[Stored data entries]
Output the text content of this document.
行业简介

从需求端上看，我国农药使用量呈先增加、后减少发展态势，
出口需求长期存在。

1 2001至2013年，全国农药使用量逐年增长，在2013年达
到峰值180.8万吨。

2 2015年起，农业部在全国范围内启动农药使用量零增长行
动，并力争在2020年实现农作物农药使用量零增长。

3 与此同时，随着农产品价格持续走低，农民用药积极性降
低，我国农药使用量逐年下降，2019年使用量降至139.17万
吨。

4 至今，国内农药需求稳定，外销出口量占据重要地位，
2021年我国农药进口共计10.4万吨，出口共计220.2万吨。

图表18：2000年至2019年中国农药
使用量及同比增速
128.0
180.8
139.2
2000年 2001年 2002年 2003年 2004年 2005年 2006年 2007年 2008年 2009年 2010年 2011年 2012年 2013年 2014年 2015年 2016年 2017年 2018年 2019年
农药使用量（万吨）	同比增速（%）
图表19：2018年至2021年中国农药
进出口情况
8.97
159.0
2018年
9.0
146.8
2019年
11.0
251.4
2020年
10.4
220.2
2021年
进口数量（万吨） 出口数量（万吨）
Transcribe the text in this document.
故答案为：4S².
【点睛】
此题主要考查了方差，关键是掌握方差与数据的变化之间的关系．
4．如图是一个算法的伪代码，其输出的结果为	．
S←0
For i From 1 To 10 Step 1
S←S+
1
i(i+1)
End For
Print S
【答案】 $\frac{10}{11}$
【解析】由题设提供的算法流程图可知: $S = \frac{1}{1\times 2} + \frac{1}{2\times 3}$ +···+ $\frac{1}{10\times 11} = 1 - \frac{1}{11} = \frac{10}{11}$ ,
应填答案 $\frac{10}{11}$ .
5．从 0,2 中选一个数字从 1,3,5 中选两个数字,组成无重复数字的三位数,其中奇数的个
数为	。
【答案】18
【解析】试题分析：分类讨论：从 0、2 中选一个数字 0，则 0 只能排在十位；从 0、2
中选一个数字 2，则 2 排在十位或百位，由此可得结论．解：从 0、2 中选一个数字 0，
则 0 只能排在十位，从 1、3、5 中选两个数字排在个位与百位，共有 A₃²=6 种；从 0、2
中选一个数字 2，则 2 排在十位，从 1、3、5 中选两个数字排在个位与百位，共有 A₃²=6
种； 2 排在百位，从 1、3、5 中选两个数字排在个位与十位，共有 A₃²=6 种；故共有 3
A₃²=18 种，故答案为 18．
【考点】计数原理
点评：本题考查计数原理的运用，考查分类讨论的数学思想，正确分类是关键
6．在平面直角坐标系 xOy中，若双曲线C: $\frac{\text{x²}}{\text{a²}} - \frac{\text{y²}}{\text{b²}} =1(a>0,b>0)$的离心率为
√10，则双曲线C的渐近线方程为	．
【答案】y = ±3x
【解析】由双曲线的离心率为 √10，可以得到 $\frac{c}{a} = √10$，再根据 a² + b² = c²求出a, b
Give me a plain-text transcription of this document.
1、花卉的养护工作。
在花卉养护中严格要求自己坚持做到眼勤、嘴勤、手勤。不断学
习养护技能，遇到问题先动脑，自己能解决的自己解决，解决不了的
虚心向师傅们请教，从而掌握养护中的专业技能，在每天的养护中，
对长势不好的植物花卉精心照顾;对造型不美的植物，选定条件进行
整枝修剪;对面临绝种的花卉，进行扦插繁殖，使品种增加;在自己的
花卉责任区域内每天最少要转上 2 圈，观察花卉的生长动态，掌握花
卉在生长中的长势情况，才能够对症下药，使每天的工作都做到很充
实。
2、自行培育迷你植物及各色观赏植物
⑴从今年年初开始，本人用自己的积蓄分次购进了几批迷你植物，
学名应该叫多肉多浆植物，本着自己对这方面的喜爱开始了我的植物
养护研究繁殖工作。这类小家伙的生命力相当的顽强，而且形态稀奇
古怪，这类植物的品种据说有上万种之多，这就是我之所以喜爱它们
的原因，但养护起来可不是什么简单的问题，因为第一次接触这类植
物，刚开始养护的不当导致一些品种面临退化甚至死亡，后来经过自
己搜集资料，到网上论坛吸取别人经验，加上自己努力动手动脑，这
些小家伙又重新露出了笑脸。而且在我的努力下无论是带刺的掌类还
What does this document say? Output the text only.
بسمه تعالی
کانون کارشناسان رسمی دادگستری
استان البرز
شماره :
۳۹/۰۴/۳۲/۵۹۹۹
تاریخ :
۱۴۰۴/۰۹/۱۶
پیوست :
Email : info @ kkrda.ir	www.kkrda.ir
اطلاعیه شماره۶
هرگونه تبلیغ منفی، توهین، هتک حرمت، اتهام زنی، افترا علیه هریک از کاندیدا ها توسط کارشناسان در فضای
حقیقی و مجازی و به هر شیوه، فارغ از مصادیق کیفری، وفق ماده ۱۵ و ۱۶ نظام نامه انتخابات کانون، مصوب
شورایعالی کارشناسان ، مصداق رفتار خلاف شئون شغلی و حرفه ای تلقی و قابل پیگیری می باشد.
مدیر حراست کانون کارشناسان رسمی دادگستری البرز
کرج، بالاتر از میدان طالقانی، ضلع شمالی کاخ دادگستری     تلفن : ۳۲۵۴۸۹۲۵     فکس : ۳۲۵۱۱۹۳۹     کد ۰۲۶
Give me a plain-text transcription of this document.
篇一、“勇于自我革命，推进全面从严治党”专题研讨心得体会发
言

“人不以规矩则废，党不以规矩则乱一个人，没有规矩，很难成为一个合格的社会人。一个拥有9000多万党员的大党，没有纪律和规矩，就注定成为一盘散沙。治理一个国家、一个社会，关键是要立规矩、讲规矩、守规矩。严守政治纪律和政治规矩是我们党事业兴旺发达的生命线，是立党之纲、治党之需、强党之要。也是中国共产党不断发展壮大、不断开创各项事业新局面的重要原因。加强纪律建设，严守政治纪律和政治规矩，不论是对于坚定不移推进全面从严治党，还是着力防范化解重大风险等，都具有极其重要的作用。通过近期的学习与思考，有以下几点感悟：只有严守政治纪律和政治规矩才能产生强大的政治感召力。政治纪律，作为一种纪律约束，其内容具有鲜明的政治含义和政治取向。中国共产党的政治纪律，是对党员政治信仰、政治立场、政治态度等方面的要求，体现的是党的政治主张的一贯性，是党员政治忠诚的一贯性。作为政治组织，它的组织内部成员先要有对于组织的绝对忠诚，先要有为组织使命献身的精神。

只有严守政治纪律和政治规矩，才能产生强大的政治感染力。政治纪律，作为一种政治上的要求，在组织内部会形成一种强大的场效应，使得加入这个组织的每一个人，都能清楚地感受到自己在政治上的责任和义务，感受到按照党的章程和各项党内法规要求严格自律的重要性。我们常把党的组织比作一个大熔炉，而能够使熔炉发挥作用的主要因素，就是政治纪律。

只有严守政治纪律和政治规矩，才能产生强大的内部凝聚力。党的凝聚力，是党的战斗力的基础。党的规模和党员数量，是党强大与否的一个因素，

§ The request
Repeat the records above exactly as they appear.

§ Reply to the task
Output the text content of this document.
行业简介

从需求端上看，我国农药使用量呈先增加、后减少发展态势，
出口需求长期存在。

1 2001至2013年，全国农药使用量逐年增长，在2013年达
到峰值180.8万吨。

2 2015年起，农业部在全国范围内启动农药使用量零增长行
动，并力争在2020年实现农作物农药使用量零增长。

3 与此同时，随着农产品价格持续走低，农民用药积极性降
低，我国农药使用量逐年下降，2019年使用量降至139.17万
吨。

4 至今，国内农药需求稳定，外销出口量占据重要地位，
2021年我国农药进口共计10.4万吨，出口共计220.2万吨。

图表18：2000年至2019年中国农药
使用量及同比增速
128.0
180.8
139.2
2000年 2001年 2002年 2003年 2004年 2005年 2006年 2007年 2008年 2009年 2010年 2011年 2012年 2013年 2014年 2015年 2016年 2017年 2018年 2019年
农药使用量（万吨）	同比增速（%）
图表19：2018年至2021年中国农药
进出口情况
8.97
159.0
2018年
9.0
146.8
2019年
11.0
251.4
2020年
10.4
220.2
2021年
进口数量（万吨） 出口数量（万吨）
Transcribe the text in this document.
故答案为：4S².
【点睛】
此题主要考查了方差，关键是掌握方差与数据的变化之间的关系．
4．如图是一个算法的伪代码，其输出的结果为	．
S←0
For i From 1 To 10 Step 1
S←S+
1
i(i+1)
End For
Print S
【答案】 $\frac{10}{11}$
【解析】由题设提供的算法流程图可知: $S = \frac{1}{1\times 2} + \frac{1}{2\times 3}$ +···+ $\frac{1}{10\times 11} = 1 - \frac{1}{11} = \frac{10}{11}$ ,
应填答案 $\frac{10}{11}$ .
5．从 0,2 中选一个数字从 1,3,5 中选两个数字,组成无重复数字的三位数,其中奇数的个
数为	。
【答案】18
【解析】试题分析：分类讨论：从 0、2 中选一个数字 0，则 0 只能排在十位；从 0、2
中选一个数字 2，则 2 排在十位或百位，由此可得结论．解：从 0、2 中选一个数字 0，
则 0 只能排在十位，从 1、3、5 中选两个数字排在个位与百位，共有 A₃²=6 种；从 0、2
中选一个数字 2，则 2 排在十位，从 1、3、5 中选两个数字排在个位与百位，共有 A₃²=6
种； 2 排在百位，从 1、3、5 中选两个数字排在个位与十位，共有 A₃²=6 种；故共有 3
A₃²=18 种，故答案为 18．
【考点】计数原理
点评：本题考查计数原理的运用，考查分类讨论的数学思想，正确分类是关键
6．在平面直角坐标系 xOy中，若双曲线C: $\frac{\text{x²}}{\text{a²}} - \frac{\text{y²}}{\text{b²}} =1(a>0,b>0)$的离心率为
√10，则双曲线C的渐近线方程为	．
【答案】y = ±3x
【解析】由双曲线的离心率为 √10，可以得到 $\frac{c}{a} = √10$，再根据 a² + b² = c²求出a, b
Give me a plain-text transcription of this document.
1、花卉的养护工作。
在花卉养护中严格要求自己坚持做到眼勤、嘴勤、手勤。不断学
习养护技能，遇到问题先动脑，自己能解决的自己解决，解决不了的
虚心向师傅们请教，从而掌握养护中的专业技能，在每天的养护中，
对长势不好的植物花卉精心照顾;对造型不美的植物，选定条件进行
整枝修剪;对面临绝种的花卉，进行扦插繁殖，使品种增加;在自己的
花卉责任区域内每天最少要转上 2 圈，观察花卉的生长动态，掌握花
卉在生长中的长势情况，才能够对症下药，使每天的工作都做到很充
实。
2、自行培育迷你植物及各色观赏植物
⑴从今年年初开始，本人用自己的积蓄分次购进了几批迷你植物，
学名应该叫多肉多浆植物，本着自己对这方面的喜爱开始了我的植物
养护研究繁殖工作。这类小家伙的生命力相当的顽强，而且形态稀奇
古怪，这类植物的品种据说有上万种之多，这就是我之所以喜爱它们
的原因，但养护起来可不是什么简单的问题，因为第一次接触这类植
物，刚开始养护的不当导致一些品种面临退化甚至死亡，后来经过自
己搜集资料，到网上论坛吸取别人经验，加上自己努力动手动脑，这
些小家伙又重新露出了笑脸。而且在我的努力下无论是带刺的掌类还
What does this document say? Output the text only.
بسمه تعالی
کانون کارشناسان رسمی دادگستری
استان البرز
شماره :
۳۹/۰۴/۳۲/۵۹۹۹
تاریخ :
۱۴۰۴/۰۹/۱۶
پیوست :
Email : info @ kkrda.ir	www.kkrda.ir
اطلاعیه شماره۶
هرگونه تبلیغ منفی، توهین، هتک حرمت، اتهام زنی، افترا علیه هریک از کاندیدا ها توسط کارشناسان در فضای
حقیقی و مجازی و به هر شیوه، فارغ از مصادیق کیفری، وفق ماده ۱۵ و ۱۶ نظام نامه انتخابات کانون، مصوب
شورایعالی کارشناسان ، مصداق رفتار خلاف شئون شغلی و حرفه ای تلقی و قابل پیگیری می باشد.
مدیر حراست کانون کارشناسان رسمی دادگستری البرز
کرج، بالاتر از میدان طالقانی، ضلع شمالی کاخ دادگستری     تلفن : ۳۲۵۴۸۹۲۵     فکس : ۳۲۵۱۱۹۳۹     کد ۰۲۶
Give me a plain-text transcription of this document.
篇一、“勇于自我革命，推进全面从严治党”专题研讨心得体会发
言

“人不以规矩则废，党不以规矩则乱一个人，没有规矩，很难成为一个合格的社会人。一个拥有9000多万党员的大党，没有纪律和规矩，就注定成为一盘散沙。治理一个国家、一个社会，关键是要立规矩、讲规矩、守规矩。严守政治纪律和政治规矩是我们党事业兴旺发达的生命线，是立党之纲、治党之需、强党之要。也是中国共产党不断发展壮大、不断开创各项事业新局面的重要原因。加强纪律建设，严守政治纪律和政治规矩，不论是对于坚定不移推进全面从严治党，还是着力防范化解重大风险等，都具有极其重要的作用。通过近期的学习与思考，有以下几点感悟：只有严守政治纪律和政治规矩才能产生强大的政治感召力。政治纪律，作为一种纪律约束，其内容具有鲜明的政治含义和政治取向。中国共产党的政治纪律，是对党员政治信仰、政治立场、政治态度等方面的要求，体现的是党的政治主张的一贯性，是党员政治忠诚的一贯性。作为政治组织，它的组织内部成员先要有对于组织的绝对忠诚，先要有为组织使命献身的精神。

只有严守政治纪律和政治规矩，才能产生强大的政治感染力。政治纪律，作为一种政治上的要求，在组织内部会形成一种强大的场效应，使得加入这个组织的每一个人，都能清楚地感受到自己在政治上的责任和义务，感受到按照党的章程和各项党内法规要求严格自律的重要性。我们常把党的组织比作一个大熔炉，而能够使熔炉发挥作用的主要因素，就是政治纪律。

只有严守政治纪律和政治规矩，才能产生强大的内部凝聚力。党的凝聚力，是党的战斗力的基础。党的规模和党员数量，是党强大与否的一个因素，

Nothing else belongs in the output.